◆ TASK BRIEF
Report the number of lines in these entries that contain "horizontal". Write only the number.

(Dataset listings of figures)
•••••

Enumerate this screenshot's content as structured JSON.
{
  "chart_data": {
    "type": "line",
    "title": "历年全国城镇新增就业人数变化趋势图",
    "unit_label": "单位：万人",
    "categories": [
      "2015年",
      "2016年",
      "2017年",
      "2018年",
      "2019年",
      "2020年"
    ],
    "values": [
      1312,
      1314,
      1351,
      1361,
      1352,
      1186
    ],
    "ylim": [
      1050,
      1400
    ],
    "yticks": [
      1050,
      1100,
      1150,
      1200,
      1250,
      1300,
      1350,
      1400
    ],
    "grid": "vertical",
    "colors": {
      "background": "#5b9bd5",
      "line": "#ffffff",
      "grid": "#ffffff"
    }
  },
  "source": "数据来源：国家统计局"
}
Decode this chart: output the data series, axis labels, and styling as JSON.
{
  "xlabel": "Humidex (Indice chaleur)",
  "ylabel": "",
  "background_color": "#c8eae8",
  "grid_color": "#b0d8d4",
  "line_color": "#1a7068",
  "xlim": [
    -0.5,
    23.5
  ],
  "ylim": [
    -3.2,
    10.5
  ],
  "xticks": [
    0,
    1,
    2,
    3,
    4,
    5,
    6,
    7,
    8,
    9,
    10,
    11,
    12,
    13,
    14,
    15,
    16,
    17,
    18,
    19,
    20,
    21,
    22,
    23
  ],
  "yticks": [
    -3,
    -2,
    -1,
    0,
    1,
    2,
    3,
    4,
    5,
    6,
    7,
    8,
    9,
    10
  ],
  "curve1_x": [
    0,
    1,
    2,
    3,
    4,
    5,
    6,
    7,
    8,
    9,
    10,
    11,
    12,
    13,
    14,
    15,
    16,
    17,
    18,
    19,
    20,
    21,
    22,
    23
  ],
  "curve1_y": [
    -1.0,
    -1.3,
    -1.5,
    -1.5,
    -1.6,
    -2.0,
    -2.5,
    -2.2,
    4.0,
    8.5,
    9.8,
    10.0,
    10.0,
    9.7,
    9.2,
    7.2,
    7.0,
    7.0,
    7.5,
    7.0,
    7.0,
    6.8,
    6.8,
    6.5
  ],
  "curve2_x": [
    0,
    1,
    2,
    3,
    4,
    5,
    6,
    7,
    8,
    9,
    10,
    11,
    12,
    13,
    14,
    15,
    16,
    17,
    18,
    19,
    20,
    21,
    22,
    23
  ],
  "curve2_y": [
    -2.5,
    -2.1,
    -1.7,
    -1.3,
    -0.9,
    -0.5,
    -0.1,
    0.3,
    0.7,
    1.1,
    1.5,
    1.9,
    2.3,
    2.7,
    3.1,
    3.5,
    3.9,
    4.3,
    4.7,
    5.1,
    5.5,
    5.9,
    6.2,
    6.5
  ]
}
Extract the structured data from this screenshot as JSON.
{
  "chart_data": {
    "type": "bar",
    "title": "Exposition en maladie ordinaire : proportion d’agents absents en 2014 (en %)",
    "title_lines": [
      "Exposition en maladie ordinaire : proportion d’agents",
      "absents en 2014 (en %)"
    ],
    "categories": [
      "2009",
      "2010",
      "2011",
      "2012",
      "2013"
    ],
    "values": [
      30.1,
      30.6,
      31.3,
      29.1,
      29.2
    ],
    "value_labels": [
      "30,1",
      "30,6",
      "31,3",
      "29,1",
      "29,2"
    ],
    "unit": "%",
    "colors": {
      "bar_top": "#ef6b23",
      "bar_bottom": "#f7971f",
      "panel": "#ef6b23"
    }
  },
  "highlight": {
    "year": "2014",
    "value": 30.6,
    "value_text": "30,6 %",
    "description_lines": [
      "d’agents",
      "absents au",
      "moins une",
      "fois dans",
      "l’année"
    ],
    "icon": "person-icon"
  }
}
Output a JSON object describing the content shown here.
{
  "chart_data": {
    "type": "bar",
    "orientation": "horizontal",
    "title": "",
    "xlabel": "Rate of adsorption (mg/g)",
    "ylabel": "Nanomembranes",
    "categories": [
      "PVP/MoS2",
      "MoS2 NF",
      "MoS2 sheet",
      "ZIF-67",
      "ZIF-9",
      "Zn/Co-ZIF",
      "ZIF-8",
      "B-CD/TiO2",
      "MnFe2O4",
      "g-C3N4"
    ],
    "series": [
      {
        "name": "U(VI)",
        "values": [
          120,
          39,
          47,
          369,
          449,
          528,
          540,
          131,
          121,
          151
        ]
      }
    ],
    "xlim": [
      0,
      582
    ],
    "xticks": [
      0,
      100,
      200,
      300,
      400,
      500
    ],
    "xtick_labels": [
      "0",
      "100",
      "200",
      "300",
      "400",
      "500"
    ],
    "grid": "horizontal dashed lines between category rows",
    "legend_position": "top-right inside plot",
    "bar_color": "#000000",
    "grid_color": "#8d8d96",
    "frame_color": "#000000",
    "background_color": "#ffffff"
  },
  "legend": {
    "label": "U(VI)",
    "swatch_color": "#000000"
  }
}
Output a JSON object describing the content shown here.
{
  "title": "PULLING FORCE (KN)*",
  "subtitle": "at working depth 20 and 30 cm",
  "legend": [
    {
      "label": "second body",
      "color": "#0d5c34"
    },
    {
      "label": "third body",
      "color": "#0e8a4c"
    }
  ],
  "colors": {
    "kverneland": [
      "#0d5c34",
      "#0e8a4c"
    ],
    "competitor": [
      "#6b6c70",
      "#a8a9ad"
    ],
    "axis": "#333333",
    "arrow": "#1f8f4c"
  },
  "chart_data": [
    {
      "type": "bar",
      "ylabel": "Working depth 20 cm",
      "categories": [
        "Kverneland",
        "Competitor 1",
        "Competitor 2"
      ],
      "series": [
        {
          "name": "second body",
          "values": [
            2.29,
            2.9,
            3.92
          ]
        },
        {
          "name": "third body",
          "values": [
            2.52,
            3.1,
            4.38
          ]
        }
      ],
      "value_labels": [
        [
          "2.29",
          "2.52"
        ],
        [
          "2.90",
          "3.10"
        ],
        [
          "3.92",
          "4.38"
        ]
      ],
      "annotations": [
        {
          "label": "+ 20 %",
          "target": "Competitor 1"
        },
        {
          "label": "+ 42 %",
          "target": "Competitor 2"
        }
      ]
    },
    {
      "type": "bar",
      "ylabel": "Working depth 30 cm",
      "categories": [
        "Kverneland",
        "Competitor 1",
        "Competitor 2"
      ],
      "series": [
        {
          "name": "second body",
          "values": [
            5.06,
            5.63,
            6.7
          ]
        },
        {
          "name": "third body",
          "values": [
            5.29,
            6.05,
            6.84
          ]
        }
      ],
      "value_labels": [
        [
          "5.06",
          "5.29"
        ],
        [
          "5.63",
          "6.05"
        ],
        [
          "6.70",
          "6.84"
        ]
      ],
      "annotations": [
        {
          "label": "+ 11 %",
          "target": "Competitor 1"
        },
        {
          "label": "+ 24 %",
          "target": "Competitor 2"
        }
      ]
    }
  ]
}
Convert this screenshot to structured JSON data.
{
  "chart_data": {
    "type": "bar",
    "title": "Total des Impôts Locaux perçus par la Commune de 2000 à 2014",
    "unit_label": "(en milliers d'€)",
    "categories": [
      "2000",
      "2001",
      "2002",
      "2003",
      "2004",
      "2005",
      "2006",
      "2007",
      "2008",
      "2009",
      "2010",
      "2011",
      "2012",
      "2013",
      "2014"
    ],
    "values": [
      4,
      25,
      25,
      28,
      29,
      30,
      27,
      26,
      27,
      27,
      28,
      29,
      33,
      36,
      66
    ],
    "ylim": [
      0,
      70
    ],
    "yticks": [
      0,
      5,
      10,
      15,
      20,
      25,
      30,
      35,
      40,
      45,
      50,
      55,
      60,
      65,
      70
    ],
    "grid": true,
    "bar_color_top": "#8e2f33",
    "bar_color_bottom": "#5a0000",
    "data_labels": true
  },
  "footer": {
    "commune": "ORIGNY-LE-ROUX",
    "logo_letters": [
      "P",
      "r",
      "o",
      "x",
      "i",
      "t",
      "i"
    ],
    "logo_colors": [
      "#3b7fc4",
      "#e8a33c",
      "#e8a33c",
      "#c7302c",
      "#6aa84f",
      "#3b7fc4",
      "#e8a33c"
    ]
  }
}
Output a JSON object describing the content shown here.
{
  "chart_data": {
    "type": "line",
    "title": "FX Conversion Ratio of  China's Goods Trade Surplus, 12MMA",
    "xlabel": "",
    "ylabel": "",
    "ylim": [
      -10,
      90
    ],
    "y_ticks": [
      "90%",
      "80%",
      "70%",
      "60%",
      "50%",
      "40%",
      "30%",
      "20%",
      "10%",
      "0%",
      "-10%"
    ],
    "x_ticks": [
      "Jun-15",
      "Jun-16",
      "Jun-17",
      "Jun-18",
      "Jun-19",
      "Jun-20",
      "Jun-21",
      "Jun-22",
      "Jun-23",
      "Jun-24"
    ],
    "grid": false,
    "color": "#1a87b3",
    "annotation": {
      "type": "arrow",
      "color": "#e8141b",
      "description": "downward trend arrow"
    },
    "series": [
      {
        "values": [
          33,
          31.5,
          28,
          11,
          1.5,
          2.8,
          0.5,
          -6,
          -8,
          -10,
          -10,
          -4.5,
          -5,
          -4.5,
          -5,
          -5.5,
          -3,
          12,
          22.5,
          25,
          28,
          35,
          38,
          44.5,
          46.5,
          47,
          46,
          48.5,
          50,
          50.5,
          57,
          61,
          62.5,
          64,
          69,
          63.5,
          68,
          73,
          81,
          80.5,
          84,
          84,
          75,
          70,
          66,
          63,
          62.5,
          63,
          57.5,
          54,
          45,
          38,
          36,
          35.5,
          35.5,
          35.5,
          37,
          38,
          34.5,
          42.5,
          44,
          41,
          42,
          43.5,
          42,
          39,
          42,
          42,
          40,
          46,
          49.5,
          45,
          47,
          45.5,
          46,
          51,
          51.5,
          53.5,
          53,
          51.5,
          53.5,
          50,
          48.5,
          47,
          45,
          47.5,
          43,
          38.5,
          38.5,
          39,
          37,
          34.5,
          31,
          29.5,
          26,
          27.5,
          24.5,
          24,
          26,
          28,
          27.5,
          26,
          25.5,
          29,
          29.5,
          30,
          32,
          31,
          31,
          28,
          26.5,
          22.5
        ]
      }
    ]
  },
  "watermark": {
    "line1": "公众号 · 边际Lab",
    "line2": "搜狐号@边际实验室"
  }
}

•••••

◆ RESPONSE TO THE TASK
2